*The task*: Take the data below and repeat it exactly.

*Dataset*:
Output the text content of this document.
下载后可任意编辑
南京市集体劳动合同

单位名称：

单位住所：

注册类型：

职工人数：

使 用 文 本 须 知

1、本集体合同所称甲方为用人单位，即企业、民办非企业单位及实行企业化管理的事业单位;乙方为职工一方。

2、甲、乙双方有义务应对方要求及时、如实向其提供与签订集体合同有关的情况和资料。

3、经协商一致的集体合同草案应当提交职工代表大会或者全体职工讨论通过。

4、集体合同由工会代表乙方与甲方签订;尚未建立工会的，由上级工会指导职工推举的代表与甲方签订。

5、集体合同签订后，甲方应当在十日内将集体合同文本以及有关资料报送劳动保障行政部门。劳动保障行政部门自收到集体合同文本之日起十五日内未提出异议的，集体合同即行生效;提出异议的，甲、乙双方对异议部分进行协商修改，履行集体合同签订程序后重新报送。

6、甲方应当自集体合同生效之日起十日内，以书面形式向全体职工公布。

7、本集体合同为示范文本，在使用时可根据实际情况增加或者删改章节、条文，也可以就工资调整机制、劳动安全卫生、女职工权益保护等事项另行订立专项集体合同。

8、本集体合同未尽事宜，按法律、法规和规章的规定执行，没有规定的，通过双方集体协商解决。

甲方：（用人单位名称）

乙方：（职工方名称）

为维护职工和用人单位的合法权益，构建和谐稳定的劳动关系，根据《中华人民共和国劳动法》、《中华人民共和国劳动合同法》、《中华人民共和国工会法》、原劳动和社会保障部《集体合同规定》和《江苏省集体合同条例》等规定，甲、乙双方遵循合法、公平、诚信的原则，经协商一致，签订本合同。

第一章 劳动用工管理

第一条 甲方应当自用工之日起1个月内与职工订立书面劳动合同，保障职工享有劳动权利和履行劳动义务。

*Result of this exercise*:
Output the text content of this document.
下载后可任意编辑
南京市集体劳动合同

单位名称：

单位住所：

注册类型：

职工人数：

使 用 文 本 须 知

1、本集体合同所称甲方为用人单位，即企业、民办非企业单位及实行企业化管理的事业单位;乙方为职工一方。

2、甲、乙双方有义务应对方要求及时、如实向其提供与签订集体合同有关的情况和资料。

3、经协商一致的集体合同草案应当提交职工代表大会或者全体职工讨论通过。

4、集体合同由工会代表乙方与甲方签订;尚未建立工会的，由上级工会指导职工推举的代表与甲方签订。

5、集体合同签订后，甲方应当在十日内将集体合同文本以及有关资料报送劳动保障行政部门。劳动保障行政部门自收到集体合同文本之日起十五日内未提出异议的，集体合同即行生效;提出异议的，甲、乙双方对异议部分进行协商修改，履行集体合同签订程序后重新报送。

6、甲方应当自集体合同生效之日起十日内，以书面形式向全体职工公布。

7、本集体合同为示范文本，在使用时可根据实际情况增加或者删改章节、条文，也可以就工资调整机制、劳动安全卫生、女职工权益保护等事项另行订立专项集体合同。

8、本集体合同未尽事宜，按法律、法规和规章的规定执行，没有规定的，通过双方集体协商解决。

甲方：（用人单位名称）

乙方：（职工方名称）

为维护职工和用人单位的合法权益，构建和谐稳定的劳动关系，根据《中华人民共和国劳动法》、《中华人民共和国劳动合同法》、《中华人民共和国工会法》、原劳动和社会保障部《集体合同规定》和《江苏省集体合同条例》等规定，甲、乙双方遵循合法、公平、诚信的原则，经协商一致，签订本合同。

第一章 劳动用工管理

第一条 甲方应当自用工之日起1个月内与职工订立书面劳动合同，保障职工享有劳动权利和履行劳动义务。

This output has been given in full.